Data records
□ □ □ □ □

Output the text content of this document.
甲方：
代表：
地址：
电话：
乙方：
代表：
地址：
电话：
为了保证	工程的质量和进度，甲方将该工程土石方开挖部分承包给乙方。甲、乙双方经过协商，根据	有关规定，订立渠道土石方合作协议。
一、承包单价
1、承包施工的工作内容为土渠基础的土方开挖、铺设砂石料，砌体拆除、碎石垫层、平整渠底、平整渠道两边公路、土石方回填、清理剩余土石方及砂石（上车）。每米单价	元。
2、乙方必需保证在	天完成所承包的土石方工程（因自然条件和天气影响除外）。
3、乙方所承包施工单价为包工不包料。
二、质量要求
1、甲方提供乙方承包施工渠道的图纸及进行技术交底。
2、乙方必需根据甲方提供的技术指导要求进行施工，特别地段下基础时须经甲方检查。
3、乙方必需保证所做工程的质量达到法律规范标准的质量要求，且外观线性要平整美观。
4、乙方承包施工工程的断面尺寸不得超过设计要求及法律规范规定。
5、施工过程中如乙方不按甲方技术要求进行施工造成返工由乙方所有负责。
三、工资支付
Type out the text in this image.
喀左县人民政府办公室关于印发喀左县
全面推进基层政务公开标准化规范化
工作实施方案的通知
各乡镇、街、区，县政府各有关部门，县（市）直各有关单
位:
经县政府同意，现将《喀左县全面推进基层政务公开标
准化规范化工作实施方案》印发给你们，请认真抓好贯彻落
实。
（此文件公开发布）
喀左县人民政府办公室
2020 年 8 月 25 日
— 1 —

□ □ □ □ □

Problem statement → Copy every line verbatim.

Result below →
Output the text content of this document.
甲方：
代表：
地址：
电话：
乙方：
代表：
地址：
电话：
为了保证	工程的质量和进度，甲方将该工程土石方开挖部分承包给乙方。甲、乙双方经过协商，根据	有关规定，订立渠道土石方合作协议。
一、承包单价
1、承包施工的工作内容为土渠基础的土方开挖、铺设砂石料，砌体拆除、碎石垫层、平整渠底、平整渠道两边公路、土石方回填、清理剩余土石方及砂石（上车）。每米单价	元。
2、乙方必需保证在	天完成所承包的土石方工程（因自然条件和天气影响除外）。
3、乙方所承包施工单价为包工不包料。
二、质量要求
1、甲方提供乙方承包施工渠道的图纸及进行技术交底。
2、乙方必需根据甲方提供的技术指导要求进行施工，特别地段下基础时须经甲方检查。
3、乙方必需保证所做工程的质量达到法律规范标准的质量要求，且外观线性要平整美观。
4、乙方承包施工工程的断面尺寸不得超过设计要求及法律规范规定。
5、施工过程中如乙方不按甲方技术要求进行施工造成返工由乙方所有负责。
三、工资支付
Type out the text in this image.
喀左县人民政府办公室关于印发喀左县
全面推进基层政务公开标准化规范化
工作实施方案的通知
各乡镇、街、区，县政府各有关部门，县（市）直各有关单
位:
经县政府同意，现将《喀左县全面推进基层政务公开标
准化规范化工作实施方案》印发给你们，请认真抓好贯彻落
实。
（此文件公开发布）
喀左县人民政府办公室
2020 年 8 月 25 日
— 1 —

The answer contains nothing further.